● What you need to do:
Reproduce all the entries precisely.

● Task material:
"""

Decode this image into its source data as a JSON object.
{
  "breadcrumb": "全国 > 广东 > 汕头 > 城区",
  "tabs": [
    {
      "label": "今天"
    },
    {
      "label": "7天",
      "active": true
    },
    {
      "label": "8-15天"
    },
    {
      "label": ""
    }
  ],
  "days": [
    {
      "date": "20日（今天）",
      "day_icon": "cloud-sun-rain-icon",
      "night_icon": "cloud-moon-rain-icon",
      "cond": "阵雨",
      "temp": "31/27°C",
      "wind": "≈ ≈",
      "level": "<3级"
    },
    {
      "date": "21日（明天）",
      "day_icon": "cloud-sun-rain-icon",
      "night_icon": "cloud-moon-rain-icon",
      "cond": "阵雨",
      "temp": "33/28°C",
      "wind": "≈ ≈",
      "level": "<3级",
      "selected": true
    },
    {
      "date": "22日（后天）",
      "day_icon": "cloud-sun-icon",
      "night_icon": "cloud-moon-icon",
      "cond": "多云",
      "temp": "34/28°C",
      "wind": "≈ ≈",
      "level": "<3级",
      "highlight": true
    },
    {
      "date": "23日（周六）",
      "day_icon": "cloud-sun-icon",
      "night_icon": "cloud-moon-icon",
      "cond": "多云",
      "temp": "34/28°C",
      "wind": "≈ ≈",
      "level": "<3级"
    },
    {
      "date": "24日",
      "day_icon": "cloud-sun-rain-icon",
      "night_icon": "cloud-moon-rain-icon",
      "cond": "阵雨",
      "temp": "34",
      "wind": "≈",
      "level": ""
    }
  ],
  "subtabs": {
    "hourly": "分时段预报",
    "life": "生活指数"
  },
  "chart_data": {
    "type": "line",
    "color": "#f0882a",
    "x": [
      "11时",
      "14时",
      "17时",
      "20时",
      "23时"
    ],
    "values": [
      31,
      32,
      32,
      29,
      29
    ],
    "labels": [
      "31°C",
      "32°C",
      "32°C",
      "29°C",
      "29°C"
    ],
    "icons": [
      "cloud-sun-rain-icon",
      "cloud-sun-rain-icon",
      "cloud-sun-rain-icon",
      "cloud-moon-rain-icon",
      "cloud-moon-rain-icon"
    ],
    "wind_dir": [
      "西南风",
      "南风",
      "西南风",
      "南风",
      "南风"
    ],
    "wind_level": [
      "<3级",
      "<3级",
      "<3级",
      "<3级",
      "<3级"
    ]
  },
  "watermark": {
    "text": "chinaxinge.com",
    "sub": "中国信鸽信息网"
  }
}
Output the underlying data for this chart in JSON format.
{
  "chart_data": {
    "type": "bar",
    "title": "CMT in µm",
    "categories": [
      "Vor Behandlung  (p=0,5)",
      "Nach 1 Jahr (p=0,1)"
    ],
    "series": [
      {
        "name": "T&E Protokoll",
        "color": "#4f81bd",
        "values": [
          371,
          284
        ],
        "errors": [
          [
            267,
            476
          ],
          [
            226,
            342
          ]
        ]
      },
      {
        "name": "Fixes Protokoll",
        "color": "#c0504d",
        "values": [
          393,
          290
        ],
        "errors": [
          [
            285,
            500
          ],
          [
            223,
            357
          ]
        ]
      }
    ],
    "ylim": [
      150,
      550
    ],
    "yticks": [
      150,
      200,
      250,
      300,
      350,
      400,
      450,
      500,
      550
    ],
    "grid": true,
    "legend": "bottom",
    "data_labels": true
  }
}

"""

● Solution to this exercise:
Decode this image into its source data as a JSON object.
{
  "breadcrumb": "全国 > 广东 > 汕头 > 城区",
  "tabs": [
    {
      "label": "今天"
    },
    {
      "label": "7天",
      "active": true
    },
    {
      "label": "8-15天"
    },
    {
      "label": ""
    }
  ],
  "days": [
    {
      "date": "20日（今天）",
      "day_icon": "cloud-sun-rain-icon",
      "night_icon": "cloud-moon-rain-icon",
      "cond": "阵雨",
      "temp": "31/27°C",
      "wind": "≈ ≈",
      "level": "<3级"
    },
    {
      "date": "21日（明天）",
      "day_icon": "cloud-sun-rain-icon",
      "night_icon": "cloud-moon-rain-icon",
      "cond": "阵雨",
      "temp": "33/28°C",
      "wind": "≈ ≈",
      "level": "<3级",
      "selected": true
    },
    {
      "date": "22日（后天）",
      "day_icon": "cloud-sun-icon",
      "night_icon": "cloud-moon-icon",
      "cond": "多云",
      "temp": "34/28°C",
      "wind": "≈ ≈",
      "level": "<3级",
      "highlight": true
    },
    {
      "date": "23日（周六）",
      "day_icon": "cloud-sun-icon",
      "night_icon": "cloud-moon-icon",
      "cond": "多云",
      "temp": "34/28°C",
      "wind": "≈ ≈",
      "level": "<3级"
    },
    {
      "date": "24日",
      "day_icon": "cloud-sun-rain-icon",
      "night_icon": "cloud-moon-rain-icon",
      "cond": "阵雨",
      "temp": "34",
      "wind": "≈",
      "level": ""
    }
  ],
  "subtabs": {
    "hourly": "分时段预报",
    "life": "生活指数"
  },
  "chart_data": {
    "type": "line",
    "color": "#f0882a",
    "x": [
      "11时",
      "14时",
      "17时",
      "20时",
      "23时"
    ],
    "values": [
      31,
      32,
      32,
      29,
      29
    ],
    "labels": [
      "31°C",
      "32°C",
      "32°C",
      "29°C",
      "29°C"
    ],
    "icons": [
      "cloud-sun-rain-icon",
      "cloud-sun-rain-icon",
      "cloud-sun-rain-icon",
      "cloud-moon-rain-icon",
      "cloud-moon-rain-icon"
    ],
    "wind_dir": [
      "西南风",
      "南风",
      "西南风",
      "南风",
      "南风"
    ],
    "wind_level": [
      "<3级",
      "<3级",
      "<3级",
      "<3级",
      "<3级"
    ]
  },
  "watermark": {
    "text": "chinaxinge.com",
    "sub": "中国信鸽信息网"
  }
}
Output the underlying data for this chart in JSON format.
{
  "chart_data": {
    "type": "bar",
    "title": "CMT in µm",
    "categories": [
      "Vor Behandlung  (p=0,5)",
      "Nach 1 Jahr (p=0,1)"
    ],
    "series": [
      {
        "name": "T&E Protokoll",
        "color": "#4f81bd",
        "values": [
          371,
          284
        ],
        "errors": [
          [
            267,
            476
          ],
          [
            226,
            342
          ]
        ]
      },
      {
        "name": "Fixes Protokoll",
        "color": "#c0504d",
        "values": [
          393,
          290
        ],
        "errors": [
          [
            285,
            500
          ],
          [
            223,
            357
          ]
        ]
      }
    ],
    "ylim": [
      150,
      550
    ],
    "yticks": [
      150,
      200,
      250,
      300,
      350,
      400,
      450,
      500,
      550
    ],
    "grid": true,
    "legend": "bottom",
    "data_labels": true
  }
}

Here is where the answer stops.